Stored data
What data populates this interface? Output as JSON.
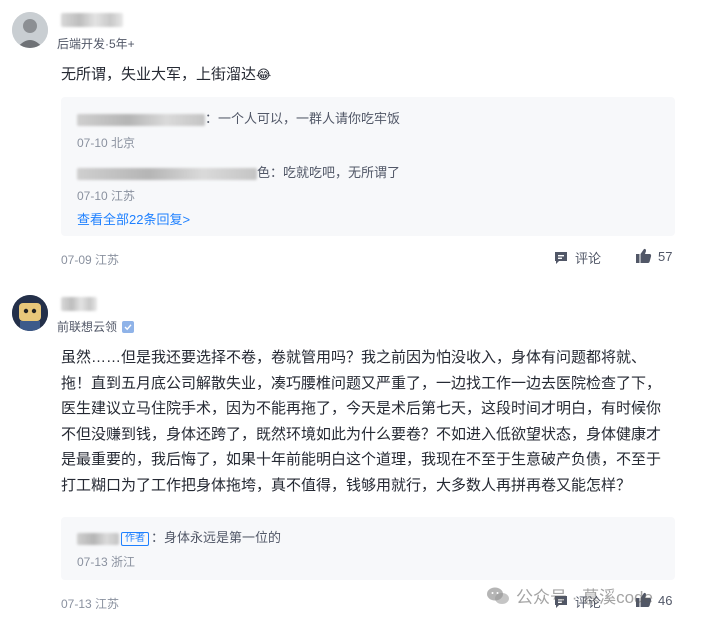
{
  "comments": [
    {
      "author_title": "后端开发·5年+",
      "content": "无所谓，失业大军，上街溜达",
      "emoji": "😂",
      "replies": [
        {
          "text": "：一个人可以，一群人请你吃牢饭",
          "date": "07-10",
          "location": "北京"
        },
        {
          "text": "色：吃就吃吧，无所谓了",
          "date": "07-10",
          "location": "江苏"
        }
      ],
      "view_all": "查看全部22条回复>",
      "date": "07-09",
      "location": "江苏",
      "comment_label": "评论",
      "likes": "57"
    },
    {
      "author_title": "前联想云领",
      "content": "虽然……但是我还要选择不卷，卷就管用吗？我之前因为怕没收入，身体有问题都将就、拖！直到五月底公司解散失业，凑巧腰椎问题又严重了，一边找工作一边去医院检查了下，医生建议立马住院手术，因为不能再拖了，今天是术后第七天，这段时间才明白，有时候你不但没赚到钱，身体还跨了，既然环境如此为什么要卷？不如进入低欲望状态，身体健康才是最重要的，我后悔了，如果十年前能明白这个道理，我现在不至于生意破产负债，不至于打工糊口为了工作把身体拖垮，真不值得，钱够用就行，大多数人再拼再卷又能怎样？",
      "replies": [
        {
          "author_tag": "作者",
          "text": "：身体永远是第一位的",
          "date": "07-13",
          "location": "浙江"
        }
      ],
      "date": "07-13",
      "location": "江苏",
      "comment_label": "评论",
      "likes": "46"
    }
  ],
  "watermark": "公众号 · 慕溪code"
}
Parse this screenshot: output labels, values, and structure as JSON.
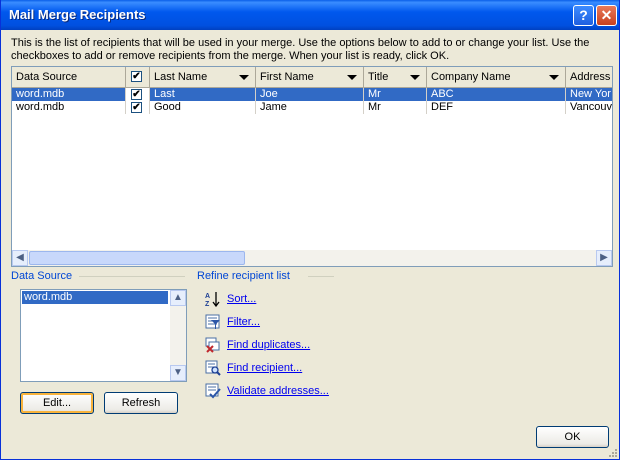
{
  "window": {
    "title": "Mail Merge Recipients",
    "help_icon": "?",
    "close_icon": "✕"
  },
  "intro": "This is the list of recipients that will be used in your merge.  Use the options below to add to or change your list.  Use the checkboxes to add or remove recipients from the merge.  When your list is ready, click OK.",
  "grid": {
    "columns": [
      "Data Source",
      "Last Name",
      "First Name",
      "Title",
      "Company Name",
      "Address"
    ],
    "rows": [
      {
        "source": "word.mdb",
        "checked": true,
        "last": "Last",
        "first": "Joe",
        "title": "Mr",
        "company": "ABC",
        "address": "New Yor",
        "selected": true
      },
      {
        "source": "word.mdb",
        "checked": true,
        "last": "Good",
        "first": "Jame",
        "title": "Mr",
        "company": "DEF",
        "address": "Vancouv",
        "selected": false
      }
    ],
    "check_mark": "✔"
  },
  "data_source": {
    "label": "Data Source",
    "items": [
      "word.mdb"
    ],
    "edit_label": "Edit...",
    "refresh_label": "Refresh"
  },
  "refine": {
    "label": "Refine recipient list",
    "links": [
      "Sort...",
      "Filter...",
      "Find duplicates...",
      "Find recipient...",
      "Validate addresses..."
    ]
  },
  "ok_label": "OK",
  "colors": {
    "selection": "#316ac5",
    "link": "#0000ee",
    "group_label": "#0046d5",
    "titlebar": "#0058ee"
  }
}
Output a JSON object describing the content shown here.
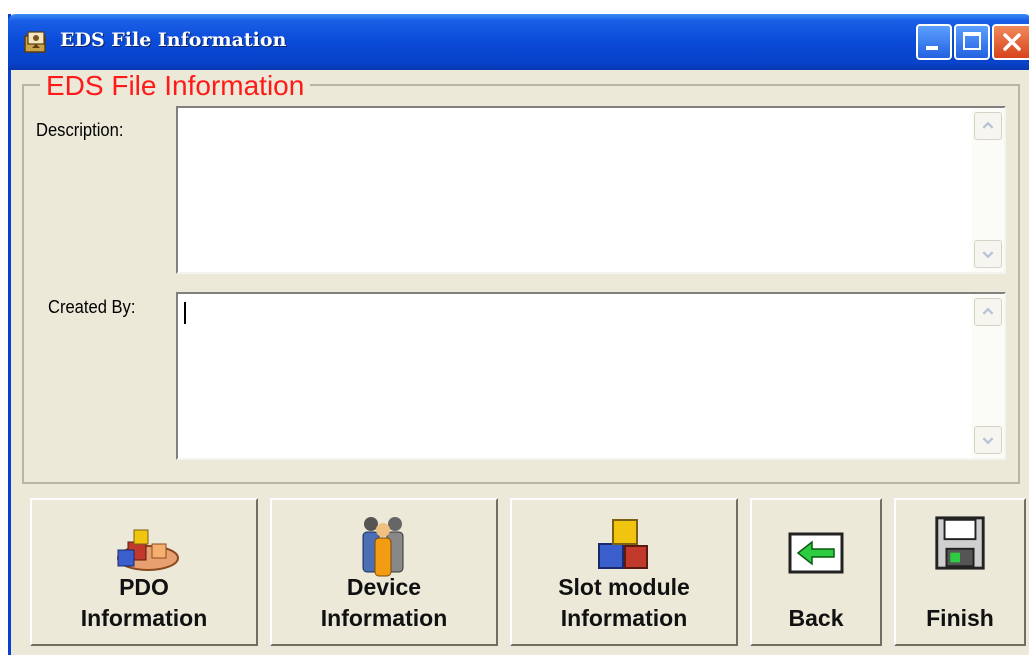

◆ **WHAT YOU NEED TO DO**:
Take the entries shown above and quote them verbatim, passing over the pictures.

◆ **SOLUTION**:
What data populates this interface? Output as JSON.
{
  "comments": [
    {
      "author_title": "后端开发·5年+",
      "content": "无所谓，失业大军，上街溜达",
      "emoji": "😂",
      "replies": [
        {
          "text": "：一个人可以，一群人请你吃牢饭",
          "date": "07-10",
          "location": "北京"
        },
        {
          "text": "色：吃就吃吧，无所谓了",
          "date": "07-10",
          "location": "江苏"
        }
      ],
      "view_all": "查看全部22条回复>",
      "date": "07-09",
      "location": "江苏",
      "comment_label": "评论",
      "likes": "57"
    },
    {
      "author_title": "前联想云领",
      "content": "虽然……但是我还要选择不卷，卷就管用吗？我之前因为怕没收入，身体有问题都将就、拖！直到五月底公司解散失业，凑巧腰椎问题又严重了，一边找工作一边去医院检查了下，医生建议立马住院手术，因为不能再拖了，今天是术后第七天，这段时间才明白，有时候你不但没赚到钱，身体还跨了，既然环境如此为什么要卷？不如进入低欲望状态，身体健康才是最重要的，我后悔了，如果十年前能明白这个道理，我现在不至于生意破产负债，不至于打工糊口为了工作把身体拖垮，真不值得，钱够用就行，大多数人再拼再卷又能怎样？",
      "replies": [
        {
          "author_tag": "作者",
          "text": "：身体永远是第一位的",
          "date": "07-13",
          "location": "浙江"
        }
      ],
      "date": "07-13",
      "location": "江苏",
      "comment_label": "评论",
      "likes": "46"
    }
  ],
  "watermark": "公众号 · 慕溪code"
}
Parse this screenshot: output labels, values, and structure as JSON.
{
  "window": {
    "title": "Mail Merge Recipients",
    "help_icon": "?",
    "close_icon": "✕"
  },
  "intro": "This is the list of recipients that will be used in your merge.  Use the options below to add to or change your list.  Use the checkboxes to add or remove recipients from the merge.  When your list is ready, click OK.",
  "grid": {
    "columns": [
      "Data Source",
      "Last Name",
      "First Name",
      "Title",
      "Company Name",
      "Address"
    ],
    "rows": [
      {
        "source": "word.mdb",
        "checked": true,
        "last": "Last",
        "first": "Joe",
        "title": "Mr",
        "company": "ABC",
        "address": "New Yor",
        "selected": true
      },
      {
        "source": "word.mdb",
        "checked": true,
        "last": "Good",
        "first": "Jame",
        "title": "Mr",
        "company": "DEF",
        "address": "Vancouv",
        "selected": false
      }
    ],
    "check_mark": "✔"
  },
  "data_source": {
    "label": "Data Source",
    "items": [
      "word.mdb"
    ],
    "edit_label": "Edit...",
    "refresh_label": "Refresh"
  },
  "refine": {
    "label": "Refine recipient list",
    "links": [
      "Sort...",
      "Filter...",
      "Find duplicates...",
      "Find recipient...",
      "Validate addresses..."
    ]
  },
  "ok_label": "OK",
  "colors": {
    "selection": "#316ac5",
    "link": "#0000ee",
    "group_label": "#0046d5",
    "titlebar": "#0058ee"
  }
}
Output a JSON object describing the content shown here.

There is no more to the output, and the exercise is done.